TASK TO COMPLETE:
Show, in full, each line of the data that contains "text".

DATA SUPPLIED:

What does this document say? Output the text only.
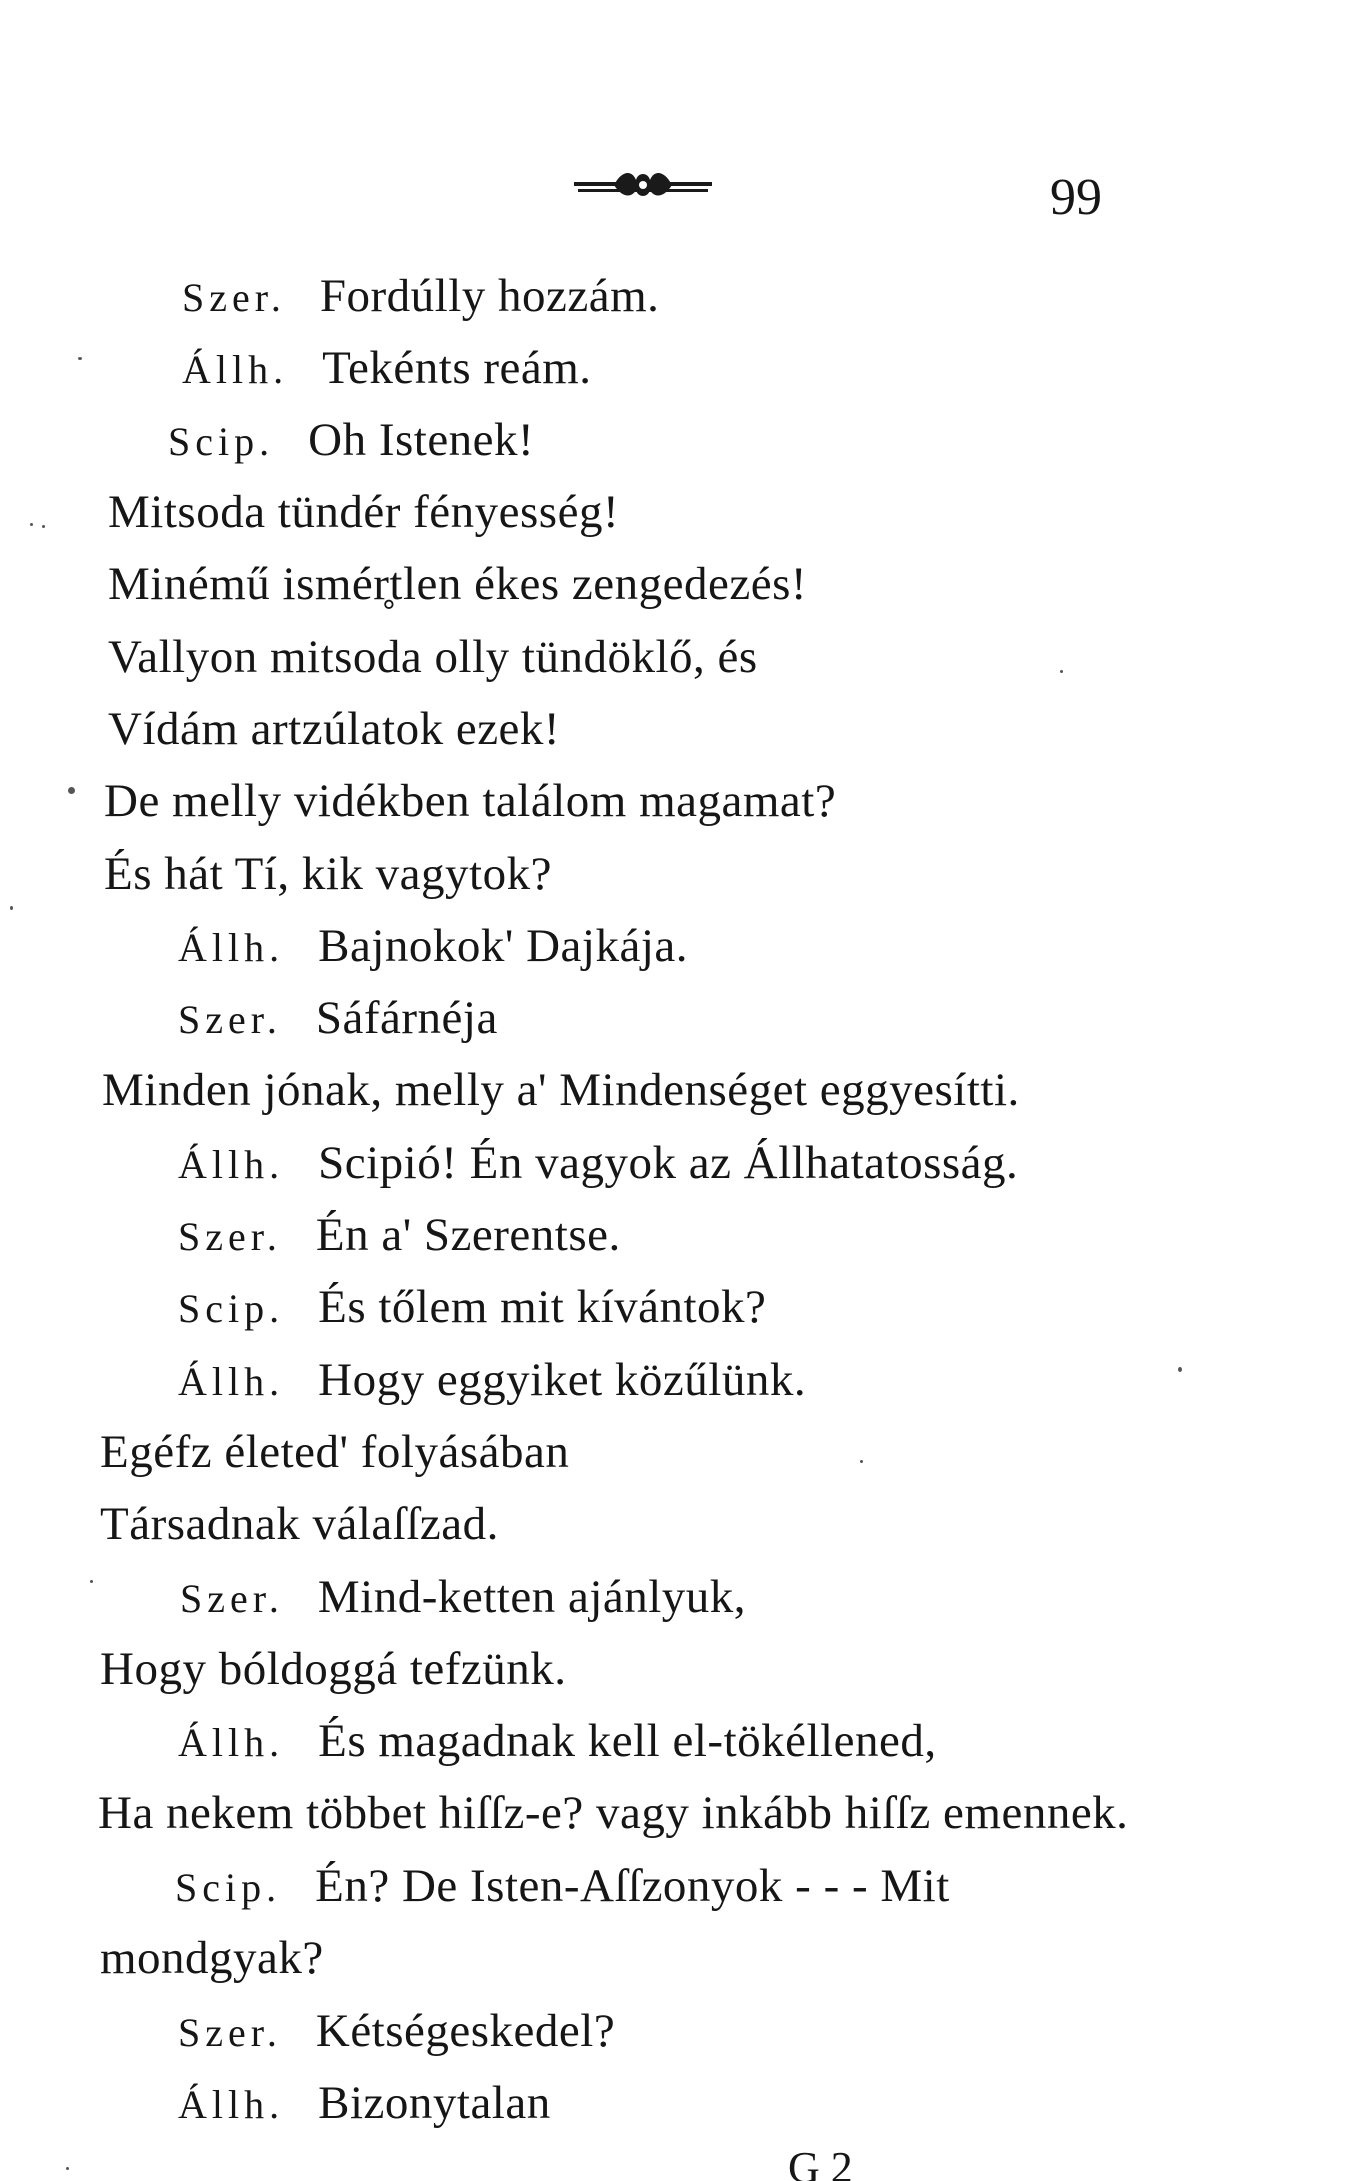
99
Szer. Fordúlly hozzám.
Állh. Tekénts reám.
Scip. Oh Istenek!
Mitsoda tündér fényesség!
Minémű ismér̥tlen ékes zengedezés!
Vallyon mitsoda olly tündöklő, és
Vídám artzúlatok ezek!
De melly vidékben találom magamat?
És hát Tí, kik vagytok?
Állh. Bajnokok' Dajkája.
Szer. Sáfárnéja
Minden jónak, melly a' Mindenséget eggyesítti.
Állh. Scipió! Én vagyok az Állhatatosság.
Szer. Én a' Szerentse.
Scip. És tőlem mit kívántok?
Állh. Hogy eggyiket közűlünk.
Egéfz életed' folyásában
Társadnak válaſſzad.
Szer. Mind-ketten ajánlyuk,
Hogy bóldoggá tefzünk.
Állh. És magadnak kell el-tökéllened,
Ha nekem többet hiſſz-e? vagy inkább hiſſz emennek.
Scip. Én? De Isten-Aſſzonyok - - - Mit
mondgyak?
Szer. Kétségeskedel?
Állh. Bizonytalan
G 2
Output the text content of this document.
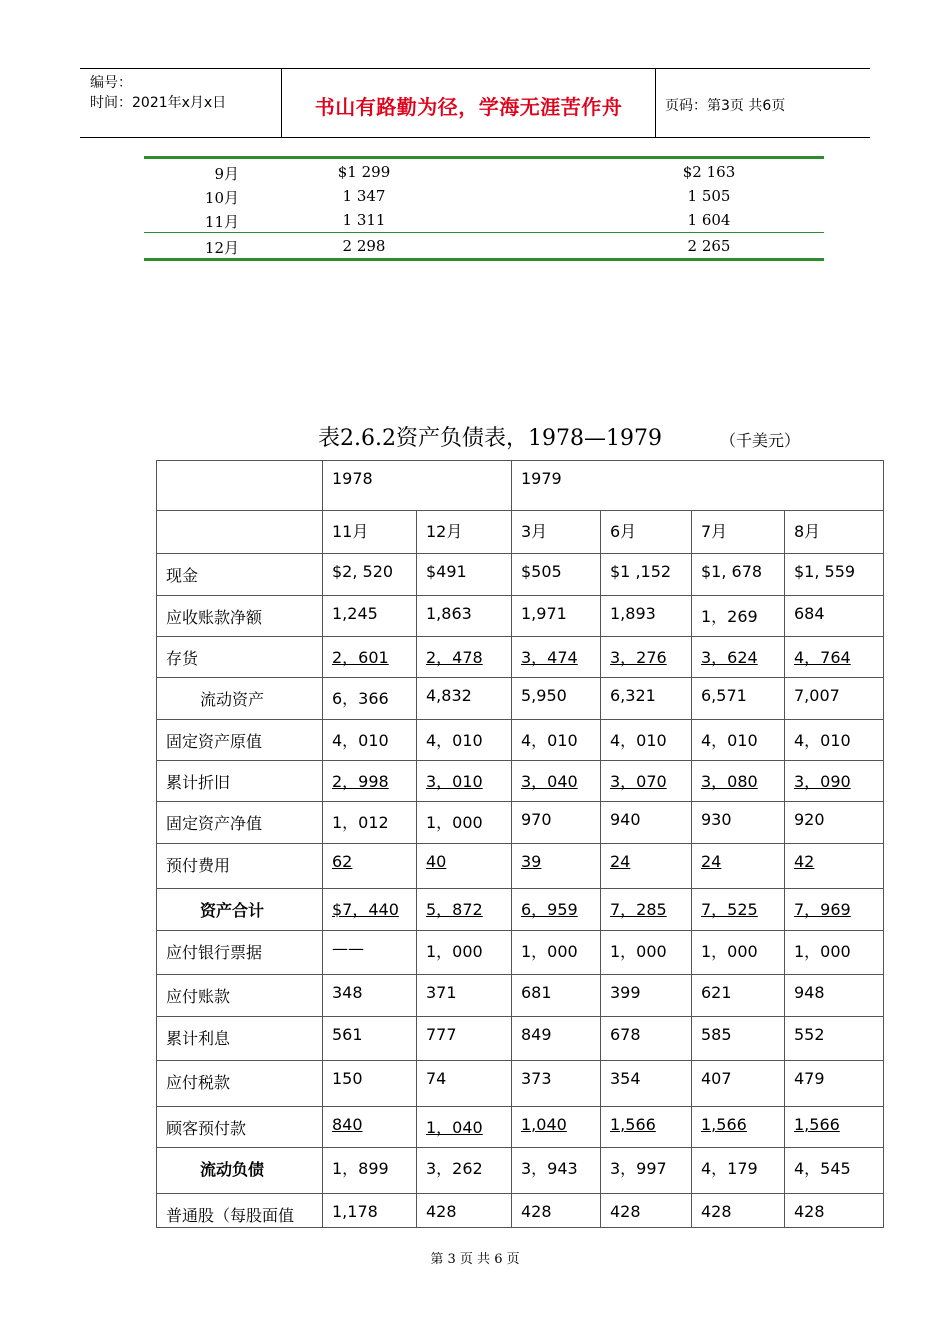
编号：
时间：2021年x月x日	书山有路勤为径，学海无涯苦作舟	页码：第3页 共6页
9月	$1 299	$2 163
10月	1 347	1 505
11月	1 311	1 604
12月	2 298	2 265
表2.6.2资产负债表，1978—1979	（千美元）

	1978		1979			

	11月	12月	3月	6月	7月	8月

现金	$2, 520	$491	$505	$1 ,152	$1, 678	$1, 559

应收账款净额	1,245	1,863	1,971	1,893	1，269	684

存货	2，601	2，478	3，474	3，276	3，624	4，764

流动资产	6，366	4,832	5,950	6,321	6,571	7,007

固定资产原值	4，010	4，010	4，010	4，010	4，010	4，010

累计折旧	2，998	3，010	3，040	3，070	3，080	3，090

固定资产净值	1，012	1，000	970	940	930	920

预付费用	62	40	39	24	24	42

资产合计	$7，440	5，872	6，959	7，285	7，525	7，969

应付银行票据	——	1，000	1，000	1，000	1，000	1，000

应付账款	348	371	681	399	621	948

累计利息	561	777	849	678	585	552

应付税款	150	74	373	354	407	479

顾客预付款	840	1，040	1,040	1,566	1,566	1,566

流动负债	1，899	3，262	3，943	3，997	4，179	4，545

普通股（每股面值	1,178	428	428	428	428	428
第 3 页 共 6 页
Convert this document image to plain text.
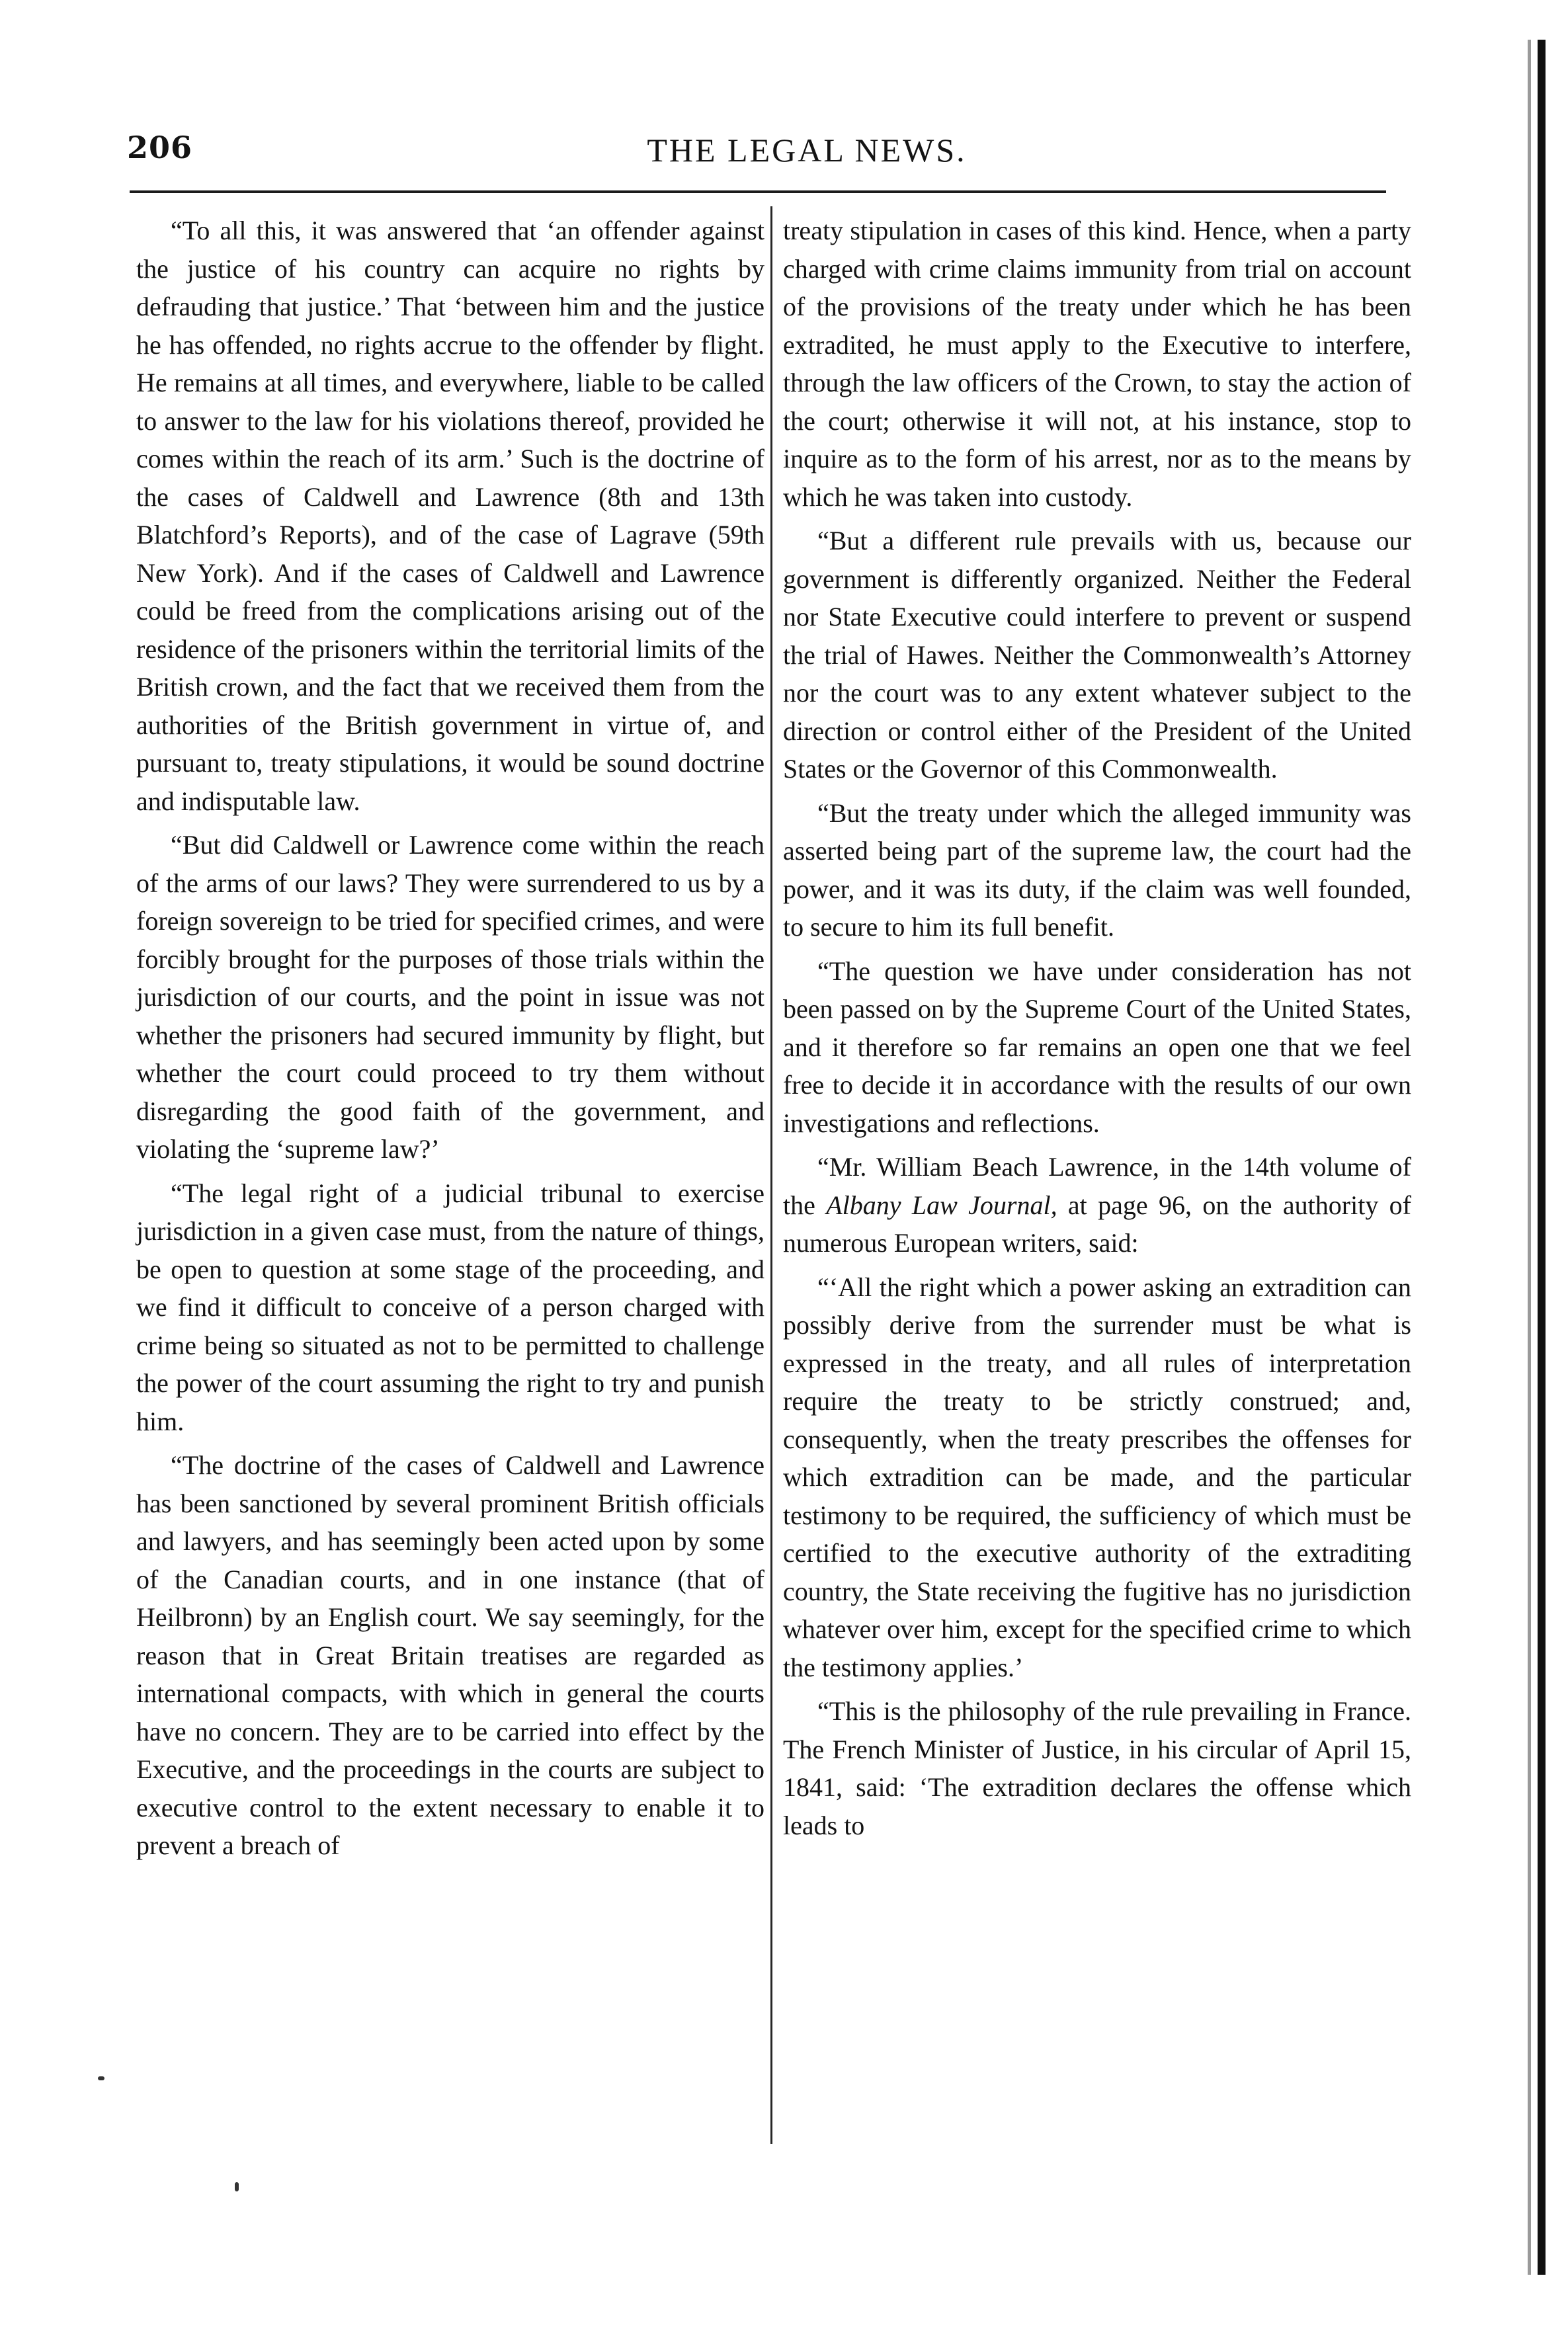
206	THE LEGAL NEWS.

“To all this, it was answered that ‘an offender against the justice of his country can acquire no rights by defrauding that justice.’ That ‘between him and the justice he has offended, no rights accrue to the offender by flight. He remains at all times, and everywhere, liable to be called to answer to the law for his violations thereof, provided he comes within the reach of its arm.’ Such is the doctrine of the cases of Caldwell and Lawrence (8th and 13th Blatchford’s Reports), and of the case of Lagrave (59th New York). And if the cases of Caldwell and Lawrence could be freed from the complications arising out of the residence of the prisoners within the territorial limits of the British crown, and the fact that we received them from the authorities of the British government in virtue of, and pursuant to, treaty stipulations, it would be sound doctrine and indisputable law.

“But did Caldwell or Lawrence come within the reach of the arms of our laws? They were surrendered to us by a foreign sovereign to be tried for specified crimes, and were forcibly brought for the purposes of those trials within the jurisdiction of our courts, and the point in issue was not whether the prisoners had secured immunity by flight, but whether the court could proceed to try them without disregarding the good faith of the government, and violating the ‘supreme law?’

“The legal right of a judicial tribunal to exercise jurisdiction in a given case must, from the nature of things, be open to question at some stage of the proceeding, and we find it difficult to conceive of a person charged with crime being so situated as not to be permitted to challenge the power of the court assuming the right to try and punish him.

“The doctrine of the cases of Caldwell and Lawrence has been sanctioned by several prominent British officials and lawyers, and has seemingly been acted upon by some of the Canadian courts, and in one instance (that of Heilbronn) by an English court. We say seemingly, for the reason that in Great Britain treatises are regarded as international compacts, with which in general the courts have no concern. They are to be carried into effect by the Executive, and the proceedings in the courts are subject to executive control to the extent necessary to enable it to prevent a breach of

treaty stipulation in cases of this kind. Hence, when a party charged with crime claims immunity from trial on account of the provisions of the treaty under which he has been extradited, he must apply to the Executive to interfere, through the law officers of the Crown, to stay the action of the court; otherwise it will not, at his instance, stop to inquire as to the form of his arrest, nor as to the means by which he was taken into custody.

“But a different rule prevails with us, because our government is differently organized. Neither the Federal nor State Executive could interfere to prevent or suspend the trial of Hawes. Neither the Commonwealth’s Attorney nor the court was to any extent whatever subject to the direction or control either of the President of the United States or the Governor of this Commonwealth.

“But the treaty under which the alleged immunity was asserted being part of the supreme law, the court had the power, and it was its duty, if the claim was well founded, to secure to him its full benefit.

“The question we have under consideration has not been passed on by the Supreme Court of the United States, and it therefore so far remains an open one that we feel free to decide it in accordance with the results of our own investigations and reflections.

“Mr. William Beach Lawrence, in the 14th volume of the Albany Law Journal, at page 96, on the authority of numerous European writers, said:

“‘All the right which a power asking an extradition can possibly derive from the surrender must be what is expressed in the treaty, and all rules of interpretation require the treaty to be strictly construed; and, consequently, when the treaty prescribes the offenses for which extradition can be made, and the particular testimony to be required, the sufficiency of which must be certified to the executive authority of the extraditing country, the State receiving the fugitive has no jurisdiction whatever over him, except for the specified crime to which the testimony applies.’

“This is the philosophy of the rule prevailing in France. The French Minister of Justice, in his circular of April 15, 1841, said: ‘The extradition declares the offense which leads to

THE SOLUTION:
What does this document say? Output the text only.
Output the text content of this document.
Convert this document image to plain text.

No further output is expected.